Your task is to transcribe all the entries exactly, excluding pictures.

• TASK MATERIAL:
--

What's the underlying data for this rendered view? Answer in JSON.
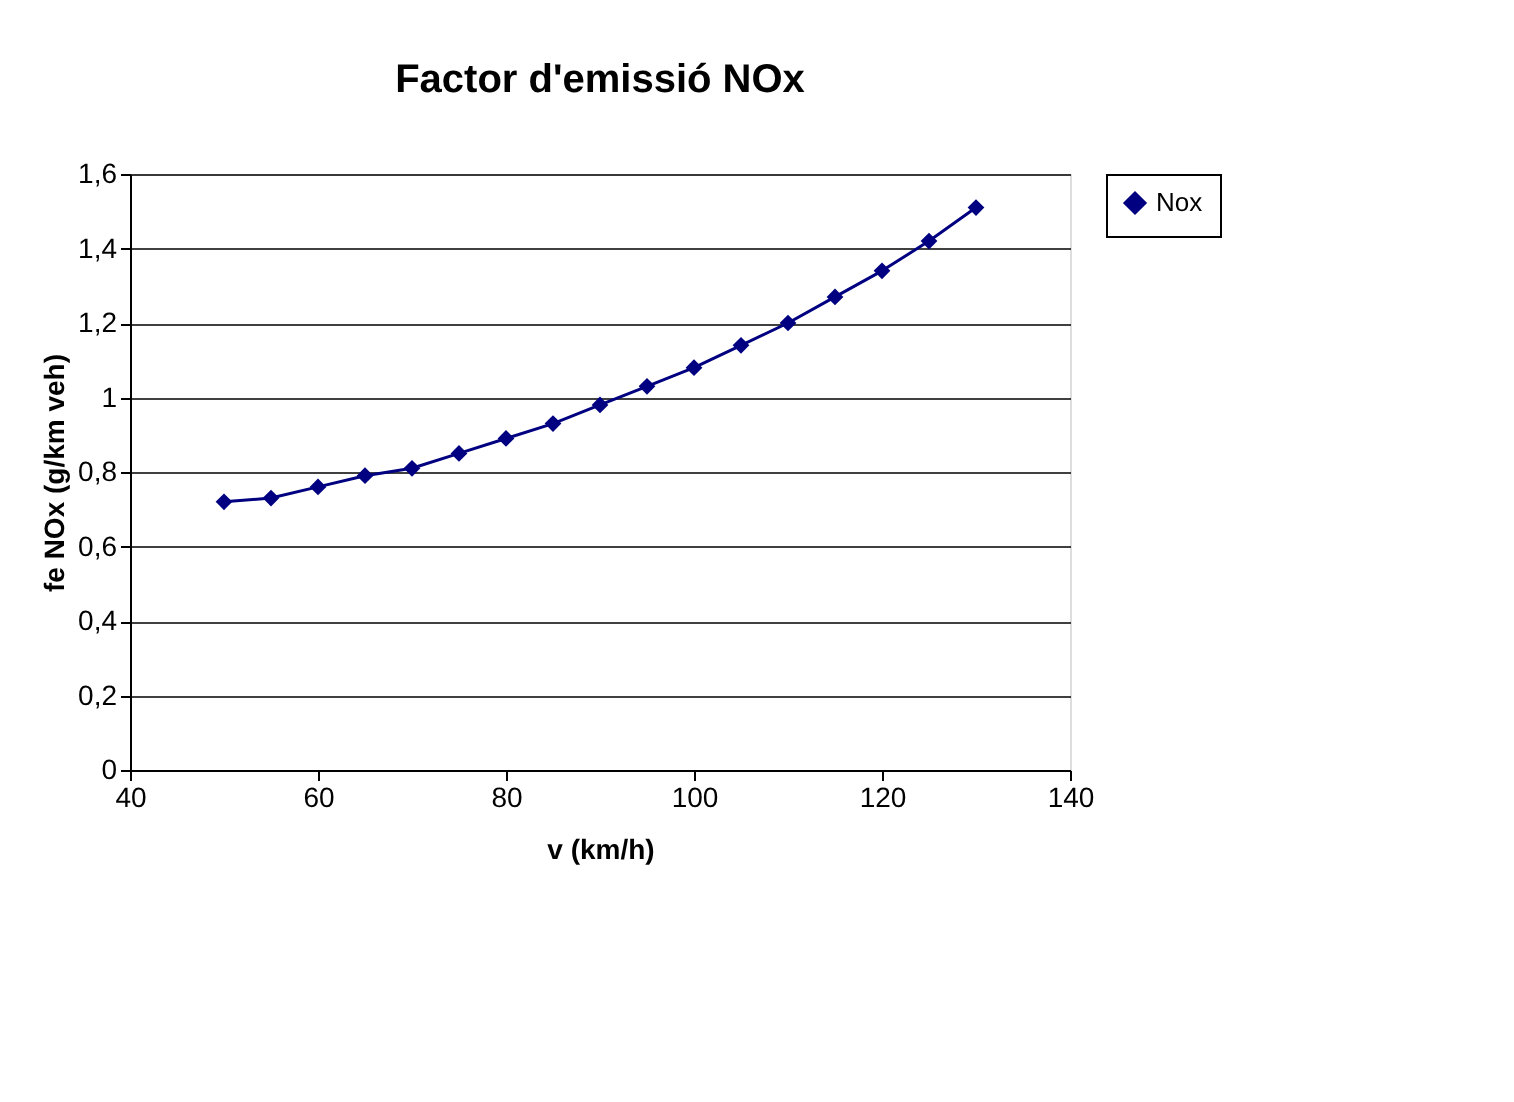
{
  "chart_data": {
    "type": "line",
    "title": "Factor d'emissió NOx",
    "xlabel": "v (km/h)",
    "ylabel": "fe NOx (g/km veh)",
    "x": [
      50,
      55,
      60,
      65,
      70,
      75,
      80,
      85,
      90,
      95,
      100,
      105,
      110,
      115,
      120,
      125,
      130
    ],
    "series": [
      {
        "name": "Nox",
        "color": "#000080",
        "values": [
          0.72,
          0.73,
          0.76,
          0.79,
          0.81,
          0.85,
          0.89,
          0.93,
          0.98,
          1.03,
          1.08,
          1.14,
          1.2,
          1.27,
          1.34,
          1.42,
          1.51
        ]
      }
    ],
    "xlim": [
      40,
      140
    ],
    "xticks": [
      40,
      60,
      80,
      100,
      120,
      140
    ],
    "ylim": [
      0,
      1.6
    ],
    "yticks": [
      0,
      {
        "value": 0.2,
        "label": "0,2"
      },
      {
        "value": 0.4,
        "label": "0,4"
      },
      {
        "value": 0.6,
        "label": "0,6"
      },
      {
        "value": 0.8,
        "label": "0,8"
      },
      1,
      {
        "value": 1.2,
        "label": "1,2"
      },
      {
        "value": 1.4,
        "label": "1,4"
      },
      {
        "value": 1.6,
        "label": "1,6"
      }
    ],
    "grid": "y",
    "legend": "right",
    "marker": "diamond",
    "line_style": "solid"
  }
}
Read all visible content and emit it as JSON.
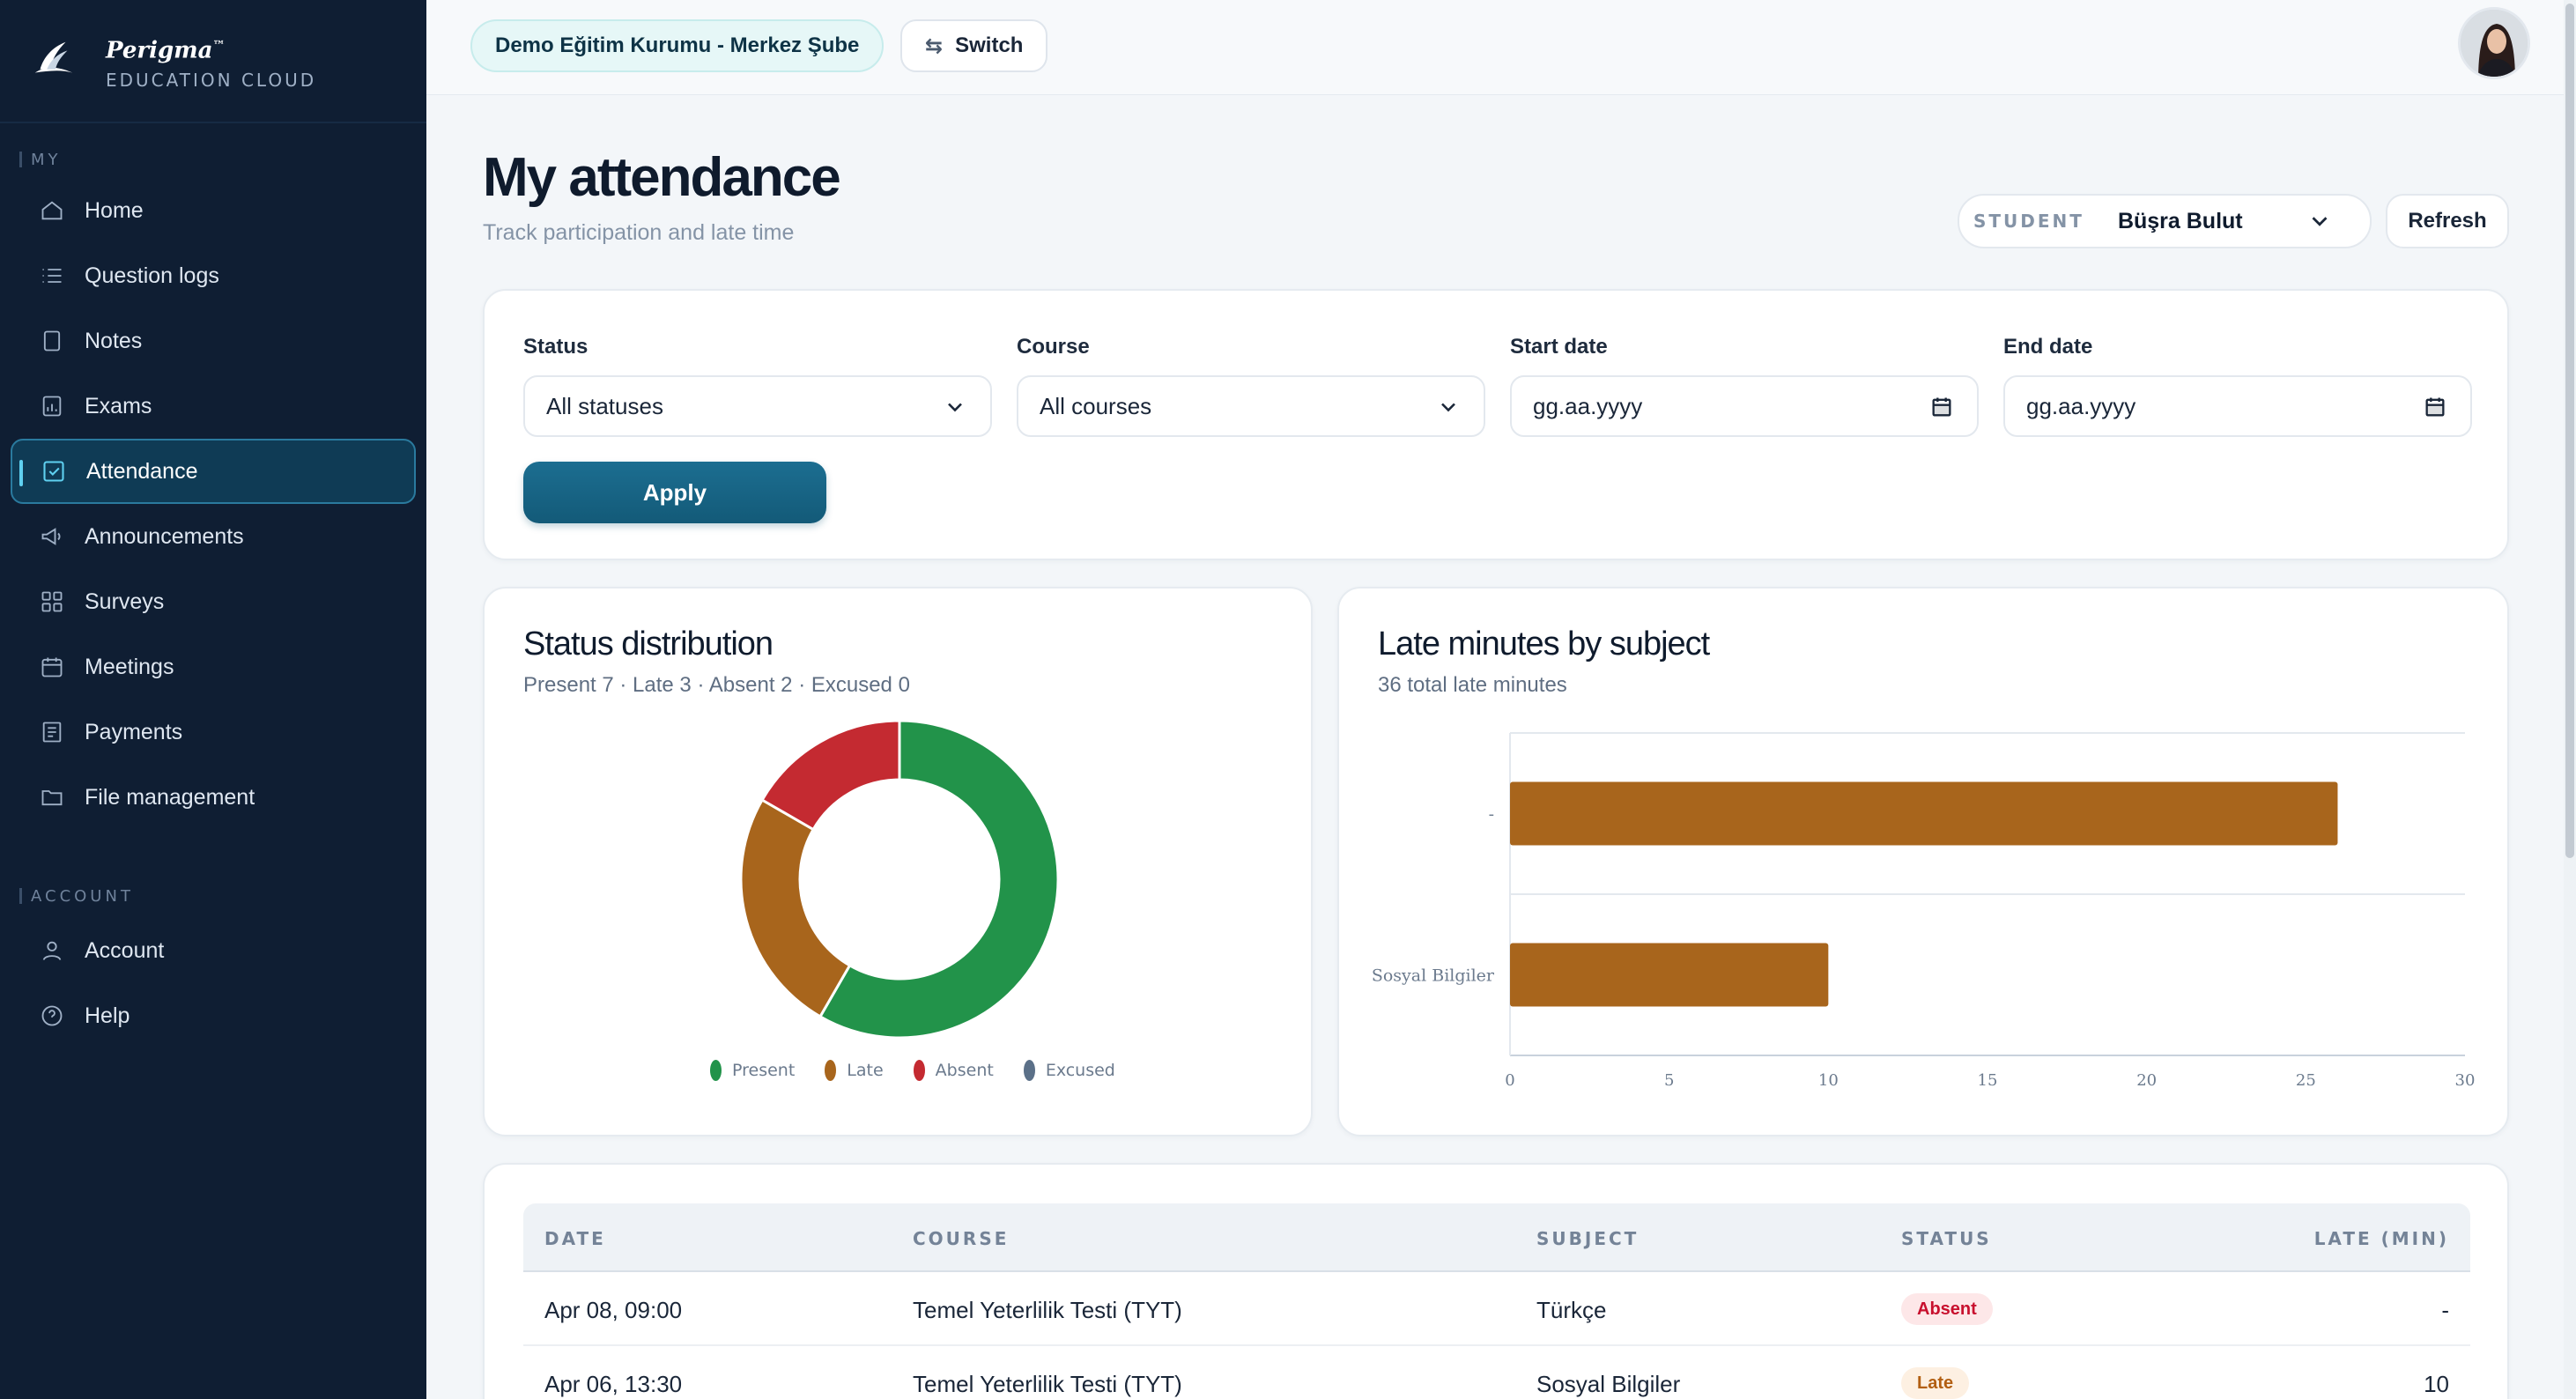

--

• WORKED SOLUTION:
What's the underlying data for this rendered view? Answer in JSON.
{
  "chart_data": {
    "type": "line",
    "title": "Factor d'emissió NOx",
    "xlabel": "v (km/h)",
    "ylabel": "fe NOx (g/km veh)",
    "x": [
      50,
      55,
      60,
      65,
      70,
      75,
      80,
      85,
      90,
      95,
      100,
      105,
      110,
      115,
      120,
      125,
      130
    ],
    "series": [
      {
        "name": "Nox",
        "color": "#000080",
        "values": [
          0.72,
          0.73,
          0.76,
          0.79,
          0.81,
          0.85,
          0.89,
          0.93,
          0.98,
          1.03,
          1.08,
          1.14,
          1.2,
          1.27,
          1.34,
          1.42,
          1.51
        ]
      }
    ],
    "xlim": [
      40,
      140
    ],
    "xticks": [
      40,
      60,
      80,
      100,
      120,
      140
    ],
    "ylim": [
      0,
      1.6
    ],
    "yticks": [
      0,
      {
        "value": 0.2,
        "label": "0,2"
      },
      {
        "value": 0.4,
        "label": "0,4"
      },
      {
        "value": 0.6,
        "label": "0,6"
      },
      {
        "value": 0.8,
        "label": "0,8"
      },
      1,
      {
        "value": 1.2,
        "label": "1,2"
      },
      {
        "value": 1.4,
        "label": "1,4"
      },
      {
        "value": 1.6,
        "label": "1,6"
      }
    ],
    "grid": "y",
    "legend": "right",
    "marker": "diamond",
    "line_style": "solid"
  }
}
Read all visible content and emit it as JSON.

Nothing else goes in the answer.